SOURCE DOCUMENT:
★ ★ ★

Re: Property for linking from a graph to HTTP connection meta-data? from Olaf Hartig on 2011-01-18 (public-lod@w3.org from January 2011)

From: Olaf Hartig <hartig@informatik.hu-berlin.de>
Date: Tue, 18 Jan 2011 10:30:00 +0100
To: Martin Hepp <martin.hepp@ebusiness-unibw.org>, semantic-web@w3.org
Cc: public-lod@w3.org
Message-Id: <201101181030.02746.hartig@informatik.hu-berlin.de>
Hey Martin,

What you describe seems to be exactly one of the use cases we developed the 
Provenance Vocabulary [1] for:The Provenance Vocabulary provides the class 
prv:DataAccess  which represents the execution of a data access on the Web. 
Using the property  prvTypes:exchangedHTTPMessage  you can associate instances 
of  prv:DataAccess  with the HTTP messages that have been exchanged. These 
HTTP messages can then be described using the W3C RDF vocabulary for HTTP. 
Here's an example:

   foo:DataAboutProduct1
             foaf:primaryTopic foo:Product1 ;
             prv:createdBy _:dc .

   _:dc
             a prv:DataCreation ;
             # ... additional information about the creation process ...
             prv:usedData _:xml .

   _:xml
             a prv:DataItem ;
             prv:retrievedBy _:da .

   _:da
             a prv:DataAccess ;
             prv:accessedResource <http://www.heppnetz.de/companies.xml> ;
             prvTypes:exchangedHTTPMessage _:m .

   _:m
             a http:Response ;
             http:httpVersion "1.1" ;
             # ...
             http:statusCodeNumber "200" .

(Needless to say that you may use URIs instead of the blank node identifiers 
that I used in the example for the sake of readability.)

Our "Guide to the Provenance Vocabulary" contains another example in Section
"3.3.2 Related Vocabularies: HTTP Vocabulary in RDF" [2].

Greetings,
Olaf


[1] http://purl.org/net/provenance/
[2] http://purl.org/net/provenance/guide#HTTP_Vocabulary_in_RDF



On Monday 17 January 2011 23:09:01 Martin Hepp wrote:
> Hi All:
> Thanks for the very useful feedback!

★ ★ ★

REQUIREMENTS:
• A. From the Provenance Vocabulary message, copy the passage starting at "Using the property" and ending at "prv:createdBy _:dc .".
• B. Answer these from the Provenance Vocabulary message:
(i) Which class represents the execution of a data access on the Web?
(ii) What value does the example give for http:statusCodeNumber?
(iii) Which section of the "Guide to the Provenance Vocabulary" contains another example?
• C. Continue the Provenance Vocabulary message from its last line.
The records that come after this point are not required for any task.

★ ★ ★

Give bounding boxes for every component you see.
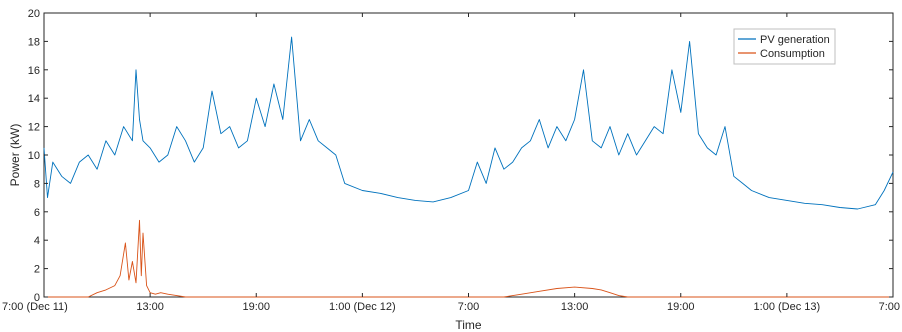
y-axis-label: Power (kW)	[8, 124, 22, 187]
x-tick-label: 13:00	[561, 301, 589, 313]
x-tick-label: 7:00	[458, 301, 479, 313]
y-tick-label: 20	[28, 8, 40, 20]
y-tick-label: 6	[34, 207, 40, 219]
series-layer	[43, 36, 894, 298]
y-tick-label: 16	[28, 65, 40, 77]
x-axis-label: Time	[455, 318, 482, 332]
x-tick-label: 19:00	[667, 301, 695, 313]
x-tick-label: 7:00 (Dec 11)	[2, 301, 68, 313]
x-axis: 7:00 (Dec 11) 13:00 19:00 1:00 (Dec 12) 7:00…	[2, 13, 900, 313]
y-tick-label: 10	[28, 150, 40, 162]
series-line-pv-generation	[43, 36, 894, 210]
x-tick-label: 13:00	[136, 301, 164, 313]
x-tick-label: 1:00 (Dec 12)	[329, 301, 396, 313]
x-tick-label: 1:00 (Dec 13)	[754, 301, 821, 313]
y-tick-label: 0	[34, 292, 40, 304]
legend: PV generation Consumption	[733, 28, 836, 65]
legend-label-pv-generation: PV generation	[760, 34, 830, 46]
x-tick-label: 19:00	[242, 301, 270, 313]
legend-box	[733, 28, 836, 65]
y-tick-label: 14	[28, 93, 40, 105]
y-tick-label: 8	[34, 178, 40, 190]
y-tick-label: 2	[34, 264, 40, 276]
x-tick-label: 7:00	[879, 301, 900, 313]
y-tick-label: 12	[28, 122, 40, 134]
y-tick-label: 4	[34, 235, 40, 247]
series-line-consumption	[44, 219, 893, 298]
legend-label-consumption: Consumption	[760, 48, 825, 60]
y-tick-label: 18	[28, 36, 40, 48]
y-axis: 0 2 4 6 8 10 12 14 16 18 20	[28, 8, 893, 304]
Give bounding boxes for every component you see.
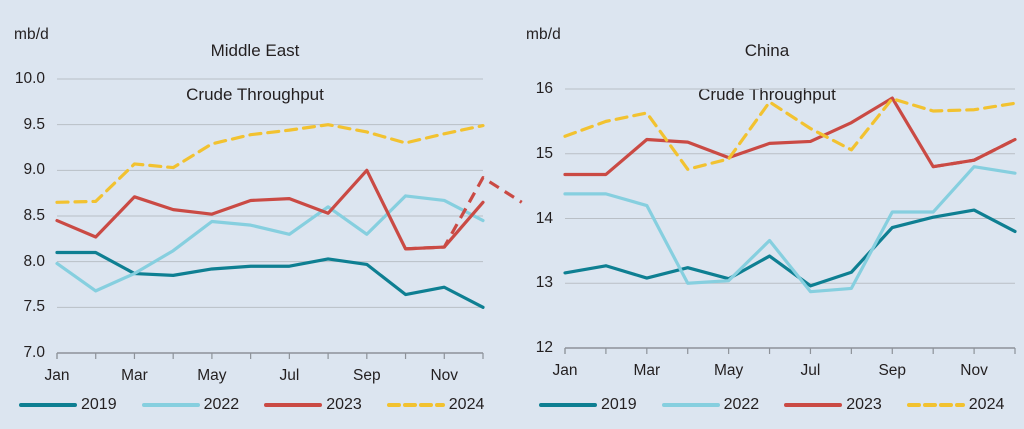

★ ★ ★

TASK-BY-TASK ANSWERS:
• A.
Using the property  prvTypes:exchangedHTTPMessage  you can associate instances 
of  prv:DataAccess  with the HTTP messages that have been exchanged. These 
HTTP messages can then be described using the W3C RDF vocabulary for HTTP. 
Here's an example:

   foo:DataAboutProduct1
             foaf:primaryTopic foo:Product1 ;
             prv:createdBy _:dc .

• B.
(i) prv:DataAccess
(ii) "200"
(iii) Section "3.3.2 Related Vocabularies: HTTP Vocabulary in RDF"

• C.
> 
> Just to clarify what I want to do:
> 
> There are many valuable commerce data resources available in XML and
> CSV on the Web. It is fairly straightforward to translate them into
> RDF, e.g. using GoodRelations. Now, whenever I create an RDF
> representation of that data in a new namespace, I may want to store
> the meta-data of the original HTTP GET request with which I fetched
> the XML or CSV file, and attach that meta-data to the resulting RDF
> graph.
> 
> This allows for (1) nice analytics and (2) data cleansing entirely in
> the SPARQL / RDF world later-on.
> 
> So the subject to which the meta-data will be attached will not be the
> resource URI (because there can naturally be multiple HTTP GET
> requests for the same resource), but instead the resulting graph or
> dataset.
> 
> I assume the same will be useful in many other application domains and
> scenarios.
> 
> Here is an example:
> 
> Assume we have an XML file with company data at
>     http://www.heppnetz.de/companies.xml
> 
> and we fetch that, convert it to RDF, and republish the data in the
> namespace
> 
>     http://www.example.com/RDFizingResults/dataset1#
> 
> Let's further assume that the HTTP GET request to the XML file
> returned the following HTTP header data:
> 
> # Meta-data from fetching the original data
> # HTTP/1.1 200 OK
> # Date: Mon, 17 Jan 2011 21:31:58 GMT
> # Server: Apache
> # Last-Modified: Mon, 25 Oct 2010 20:31:25 GMT
> # Content-Length: 10971
> # Content-Type: application/xml
> 
> 
> So the following seems possible and useful:
> 
> @prefix void: <http://rdfs.org/ns/void#> .
> @prefix http: <http://www.w3.org/2006/http#> .
> @prefix headers: <http://www.w3.org/2008/http-headers#> .
> @prefix status: <http://www.w3.org/2008/http-statusCodes#> .
> @prefix rdfs: <http://www.w3.org/2000/01/rdf-schema#> .
> @prefix xsd: <http://www.w3.org/2001/XMLSchema#> .
> @prefix dct: <http://purl.org/dc/terms/> .
> @prefix gr: <http://purl.org/goodrelations/v1#> .
> @prefix foo: <http://www.example.com/RDFizingResults/dataset1#> .
> 
> # Define an entity for the resulting dataset / graph
> foo:dataset a void:Dataset .
> 
> # Link the graph to the HTTP header info from the data transformation
> foo:dataset rdfs:seeAlso foo:ResponseMetaData .
> 
> NOTE: My original question was which predicate to use for this
> statement. rdfs:seeAlso seems valid, but it maybe suboptimal.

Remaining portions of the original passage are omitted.